Copy out every line of the records below word for word, leaving out the pictures.

* begin Source records *

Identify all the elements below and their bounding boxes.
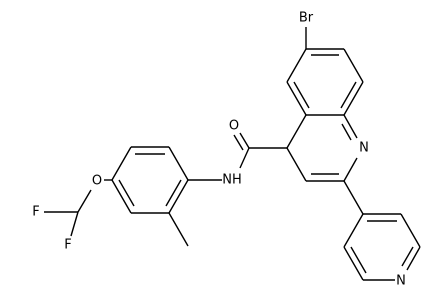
atom-label: N	[359, 141, 369, 156]
atom-label: N	[396, 274, 406, 289]
atom-label: Br	[299, 11, 314, 26]
atom-label: NH	[222, 173, 242, 188]
atom-label: O	[229, 119, 239, 134]
atom-label: F	[64, 238, 71, 253]
atom-label: F	[32, 205, 39, 220]
atom-label: O	[92, 174, 102, 189]
bonds	[44, 27, 421, 281]
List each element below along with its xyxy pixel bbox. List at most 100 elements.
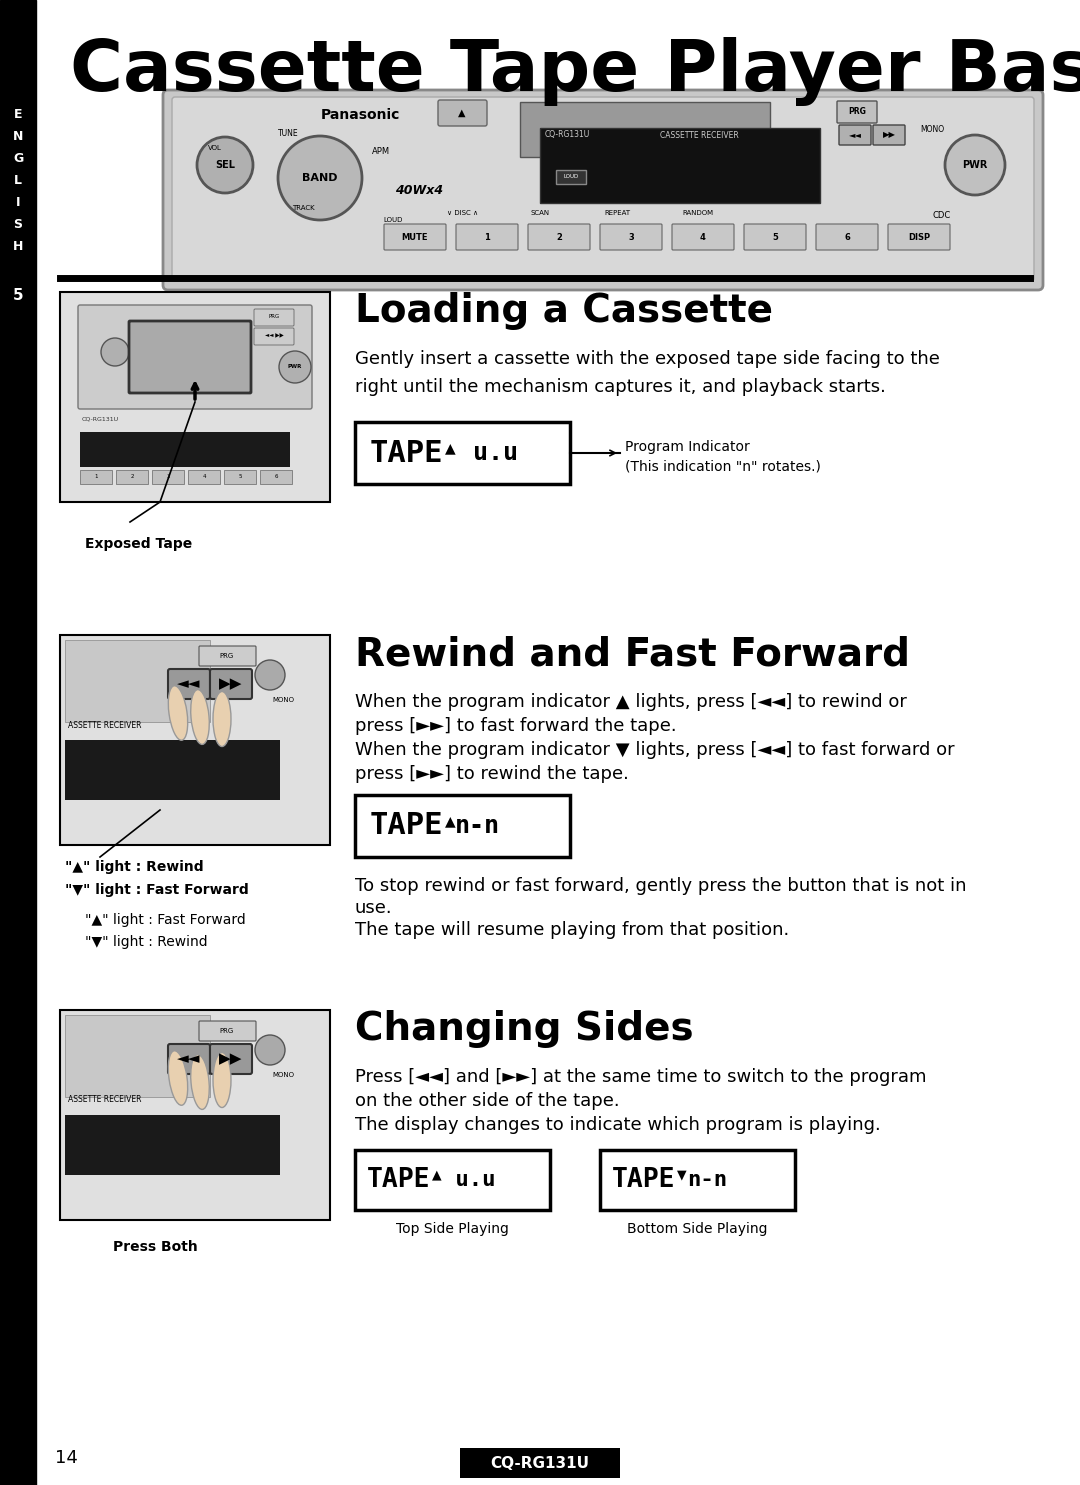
FancyBboxPatch shape xyxy=(78,304,312,408)
Bar xyxy=(60,636,330,845)
Bar xyxy=(355,422,570,484)
Text: PRG: PRG xyxy=(268,315,280,319)
Text: 14: 14 xyxy=(55,1449,78,1467)
Text: RANDOM: RANDOM xyxy=(683,209,714,215)
Text: n-n: n-n xyxy=(687,1170,727,1189)
FancyBboxPatch shape xyxy=(600,224,662,249)
Text: LOUD: LOUD xyxy=(564,175,579,180)
Bar xyxy=(0,0,36,1485)
Text: u.u: u.u xyxy=(458,441,518,465)
Ellipse shape xyxy=(191,1054,210,1109)
FancyBboxPatch shape xyxy=(456,224,518,249)
Text: n-n: n-n xyxy=(455,814,500,838)
Text: press [►►] to fast forward the tape.: press [►►] to fast forward the tape. xyxy=(355,717,677,735)
Ellipse shape xyxy=(191,689,210,744)
Text: ▲: ▲ xyxy=(432,1169,442,1182)
FancyBboxPatch shape xyxy=(199,1022,256,1041)
Bar xyxy=(60,1010,330,1221)
Text: TAPE: TAPE xyxy=(370,438,444,468)
Text: ◄◄: ◄◄ xyxy=(177,677,201,692)
Text: E: E xyxy=(14,108,23,122)
Bar xyxy=(540,128,820,203)
Text: ▶▶: ▶▶ xyxy=(219,1051,243,1066)
Text: Loading a Cassette: Loading a Cassette xyxy=(355,293,773,330)
Text: PRG: PRG xyxy=(220,653,234,659)
Text: CDC: CDC xyxy=(933,211,951,220)
FancyBboxPatch shape xyxy=(384,224,446,249)
Bar xyxy=(80,432,291,466)
Text: SCAN: SCAN xyxy=(530,209,550,215)
Ellipse shape xyxy=(168,1051,188,1105)
Bar xyxy=(65,740,280,800)
Text: REPEAT: REPEAT xyxy=(604,209,630,215)
Text: CQ-RG131U: CQ-RG131U xyxy=(490,1455,590,1470)
Text: u.u: u.u xyxy=(442,1170,496,1189)
Bar xyxy=(519,102,770,157)
Bar xyxy=(260,469,292,484)
FancyBboxPatch shape xyxy=(672,224,734,249)
FancyBboxPatch shape xyxy=(888,224,950,249)
Text: PRG: PRG xyxy=(848,107,866,116)
Text: Gently insert a cassette with the exposed tape side facing to the
right until th: Gently insert a cassette with the expose… xyxy=(355,350,940,396)
Text: 4: 4 xyxy=(202,475,206,480)
FancyBboxPatch shape xyxy=(210,1044,252,1074)
Text: VOL: VOL xyxy=(208,146,221,151)
Circle shape xyxy=(255,1035,285,1065)
Text: ▲: ▲ xyxy=(445,441,456,454)
Text: ASSETTE RECEIVER: ASSETTE RECEIVER xyxy=(68,1096,141,1105)
FancyBboxPatch shape xyxy=(168,670,210,699)
Text: 1: 1 xyxy=(94,475,98,480)
Text: Cassette Tape Player Basics: Cassette Tape Player Basics xyxy=(70,37,1080,107)
Text: TRACK: TRACK xyxy=(292,205,314,211)
FancyBboxPatch shape xyxy=(438,99,487,126)
Bar xyxy=(600,1149,795,1210)
Text: L: L xyxy=(14,175,22,187)
Text: "▲" light : Fast Forward: "▲" light : Fast Forward xyxy=(85,913,246,927)
Circle shape xyxy=(255,659,285,691)
Text: ◄◄: ◄◄ xyxy=(177,1051,201,1066)
FancyBboxPatch shape xyxy=(744,224,806,249)
Circle shape xyxy=(102,339,129,365)
Text: ◄◄: ◄◄ xyxy=(849,131,862,140)
Text: Top Side Playing: Top Side Playing xyxy=(395,1222,509,1236)
Text: "▼" light : Fast Forward: "▼" light : Fast Forward xyxy=(65,884,248,897)
Text: ∨ DISC ∧: ∨ DISC ∧ xyxy=(447,209,478,215)
Text: 1: 1 xyxy=(484,233,490,242)
Bar xyxy=(65,640,210,722)
Text: Rewind and Fast Forward: Rewind and Fast Forward xyxy=(355,636,910,673)
Text: 6: 6 xyxy=(845,233,850,242)
Text: 2: 2 xyxy=(131,475,134,480)
Text: on the other side of the tape.: on the other side of the tape. xyxy=(355,1091,620,1109)
Text: TUNE: TUNE xyxy=(278,129,299,138)
Text: CQ-RG131U: CQ-RG131U xyxy=(82,416,119,422)
Text: DISP: DISP xyxy=(908,233,930,242)
FancyBboxPatch shape xyxy=(816,224,878,249)
FancyBboxPatch shape xyxy=(254,309,294,327)
Bar xyxy=(556,169,586,184)
Text: 5: 5 xyxy=(13,288,24,303)
FancyBboxPatch shape xyxy=(129,321,251,394)
Text: MONO: MONO xyxy=(272,1072,294,1078)
Bar xyxy=(116,469,148,484)
FancyBboxPatch shape xyxy=(172,97,1034,281)
Text: Bottom Side Playing: Bottom Side Playing xyxy=(626,1222,767,1236)
Bar xyxy=(355,1149,550,1210)
Text: When the program indicator ▼ lights, press [◄◄] to fast forward or: When the program indicator ▼ lights, pre… xyxy=(355,741,955,759)
Text: CASSETTE RECEIVER: CASSETTE RECEIVER xyxy=(660,131,739,140)
Text: PRG: PRG xyxy=(220,1028,234,1034)
Text: Changing Sides: Changing Sides xyxy=(355,1010,693,1048)
Text: When the program indicator ▲ lights, press [◄◄] to rewind or: When the program indicator ▲ lights, pre… xyxy=(355,693,907,711)
Text: S: S xyxy=(13,218,23,232)
FancyBboxPatch shape xyxy=(873,125,905,146)
Text: 6: 6 xyxy=(274,475,278,480)
Text: use.: use. xyxy=(355,898,393,918)
FancyBboxPatch shape xyxy=(839,125,870,146)
Text: N: N xyxy=(13,131,23,144)
Text: The display changes to indicate which program is playing.: The display changes to indicate which pr… xyxy=(355,1117,881,1135)
Text: 5: 5 xyxy=(772,233,778,242)
Text: MONO: MONO xyxy=(920,126,944,135)
Text: ▲: ▲ xyxy=(458,108,465,117)
Text: Exposed Tape: Exposed Tape xyxy=(85,538,192,551)
Text: 2: 2 xyxy=(556,233,562,242)
Text: 4: 4 xyxy=(700,233,706,242)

* end Source records *

> _Answer for this exercise_:
Identify all the elements below and their bounding boxes.
atom-label: N	[359, 141, 369, 156]
atom-label: N	[396, 274, 406, 289]
atom-label: Br	[299, 11, 314, 26]
atom-label: NH	[222, 173, 242, 188]
atom-label: O	[229, 119, 239, 134]
atom-label: F	[64, 238, 71, 253]
atom-label: F	[32, 205, 39, 220]
atom-label: O	[92, 174, 102, 189]
bonds	[44, 27, 421, 281]
List each element below along with its xyxy pixel bbox. List at most 100 elements.
FancyBboxPatch shape xyxy=(78,304,312,408)
Bar xyxy=(60,636,330,845)
Bar xyxy=(355,422,570,484)
Text: PRG: PRG xyxy=(268,315,280,319)
Text: 14: 14 xyxy=(55,1449,78,1467)
Text: RANDOM: RANDOM xyxy=(683,209,714,215)
Text: n-n: n-n xyxy=(687,1170,727,1189)
FancyBboxPatch shape xyxy=(600,224,662,249)
Text: LOUD: LOUD xyxy=(564,175,579,180)
Bar xyxy=(0,0,36,1485)
Text: u.u: u.u xyxy=(458,441,518,465)
Ellipse shape xyxy=(191,1054,210,1109)
FancyBboxPatch shape xyxy=(456,224,518,249)
Text: n-n: n-n xyxy=(455,814,500,838)
Text: press [►►] to fast forward the tape.: press [►►] to fast forward the tape. xyxy=(355,717,677,735)
Ellipse shape xyxy=(191,689,210,744)
Text: ▲: ▲ xyxy=(432,1169,442,1182)
FancyBboxPatch shape xyxy=(199,1022,256,1041)
Bar xyxy=(60,1010,330,1221)
Text: TAPE: TAPE xyxy=(370,438,444,468)
Text: ◄◄: ◄◄ xyxy=(177,677,201,692)
Text: E: E xyxy=(14,108,23,122)
Bar xyxy=(540,128,820,203)
Text: ▶▶: ▶▶ xyxy=(219,1051,243,1066)
Text: Loading a Cassette: Loading a Cassette xyxy=(355,293,773,330)
Text: PRG: PRG xyxy=(220,653,234,659)
Text: CDC: CDC xyxy=(933,211,951,220)
FancyBboxPatch shape xyxy=(384,224,446,249)
Bar xyxy=(80,432,291,466)
Text: SCAN: SCAN xyxy=(530,209,550,215)
Ellipse shape xyxy=(168,1051,188,1105)
Bar xyxy=(65,740,280,800)
Text: REPEAT: REPEAT xyxy=(604,209,630,215)
Text: CQ-RG131U: CQ-RG131U xyxy=(490,1455,590,1470)
Text: u.u: u.u xyxy=(442,1170,496,1189)
Bar xyxy=(519,102,770,157)
Bar xyxy=(260,469,292,484)
FancyBboxPatch shape xyxy=(672,224,734,249)
FancyBboxPatch shape xyxy=(888,224,950,249)
Text: PRG: PRG xyxy=(848,107,866,116)
Text: Gently insert a cassette with the exposed tape side facing to the
right until th: Gently insert a cassette with the expose… xyxy=(355,350,940,396)
Text: 4: 4 xyxy=(202,475,206,480)
FancyBboxPatch shape xyxy=(210,1044,252,1074)
Text: VOL: VOL xyxy=(208,146,221,151)
Circle shape xyxy=(255,1035,285,1065)
Text: ▲: ▲ xyxy=(445,441,456,454)
Text: ASSETTE RECEIVER: ASSETTE RECEIVER xyxy=(68,1096,141,1105)
FancyBboxPatch shape xyxy=(168,670,210,699)
Text: 1: 1 xyxy=(94,475,98,480)
Text: Cassette Tape Player Basics: Cassette Tape Player Basics xyxy=(70,37,1080,107)
Text: TRACK: TRACK xyxy=(292,205,314,211)
FancyBboxPatch shape xyxy=(438,99,487,126)
Bar xyxy=(600,1149,795,1210)
Text: L: L xyxy=(14,175,22,187)
Text: "▲" light : Fast Forward: "▲" light : Fast Forward xyxy=(85,913,246,927)
Circle shape xyxy=(255,659,285,691)
Text: ◄◄: ◄◄ xyxy=(177,1051,201,1066)
FancyBboxPatch shape xyxy=(744,224,806,249)
Circle shape xyxy=(102,339,129,365)
Text: ◄◄: ◄◄ xyxy=(849,131,862,140)
Text: Top Side Playing: Top Side Playing xyxy=(395,1222,509,1236)
Text: "▼" light : Fast Forward: "▼" light : Fast Forward xyxy=(65,884,248,897)
Text: ∨ DISC ∧: ∨ DISC ∧ xyxy=(447,209,478,215)
Text: 1: 1 xyxy=(484,233,490,242)
Bar xyxy=(65,640,210,722)
Text: Rewind and Fast Forward: Rewind and Fast Forward xyxy=(355,636,910,673)
Text: 6: 6 xyxy=(845,233,850,242)
Text: 2: 2 xyxy=(131,475,134,480)
Text: on the other side of the tape.: on the other side of the tape. xyxy=(355,1091,620,1109)
Text: TUNE: TUNE xyxy=(278,129,299,138)
Text: CQ-RG131U: CQ-RG131U xyxy=(82,416,119,422)
Text: DISP: DISP xyxy=(908,233,930,242)
FancyBboxPatch shape xyxy=(816,224,878,249)
FancyBboxPatch shape xyxy=(254,309,294,327)
Bar xyxy=(556,169,586,184)
Text: 5: 5 xyxy=(13,288,24,303)
FancyBboxPatch shape xyxy=(129,321,251,394)
Text: MONO: MONO xyxy=(272,1072,294,1078)
Bar xyxy=(116,469,148,484)
FancyBboxPatch shape xyxy=(172,97,1034,281)
Text: Bottom Side Playing: Bottom Side Playing xyxy=(626,1222,767,1236)
Bar xyxy=(355,1149,550,1210)
Text: When the program indicator ▼ lights, press [◄◄] to fast forward or: When the program indicator ▼ lights, pre… xyxy=(355,741,955,759)
Text: CASSETTE RECEIVER: CASSETTE RECEIVER xyxy=(660,131,739,140)
Text: PRG: PRG xyxy=(220,1028,234,1034)
Text: Changing Sides: Changing Sides xyxy=(355,1010,693,1048)
Text: When the program indicator ▲ lights, press [◄◄] to rewind or: When the program indicator ▲ lights, pre… xyxy=(355,693,907,711)
Text: S: S xyxy=(13,218,23,232)
FancyBboxPatch shape xyxy=(873,125,905,146)
Text: 6: 6 xyxy=(274,475,278,480)
Text: use.: use. xyxy=(355,898,393,918)
FancyBboxPatch shape xyxy=(839,125,870,146)
Text: N: N xyxy=(13,131,23,144)
Text: The display changes to indicate which program is playing.: The display changes to indicate which pr… xyxy=(355,1117,881,1135)
Text: 5: 5 xyxy=(772,233,778,242)
Text: MONO: MONO xyxy=(920,126,944,135)
Text: ▲: ▲ xyxy=(458,108,465,117)
Text: Exposed Tape: Exposed Tape xyxy=(85,538,192,551)
Text: 2: 2 xyxy=(556,233,562,242)
Text: 4: 4 xyxy=(700,233,706,242)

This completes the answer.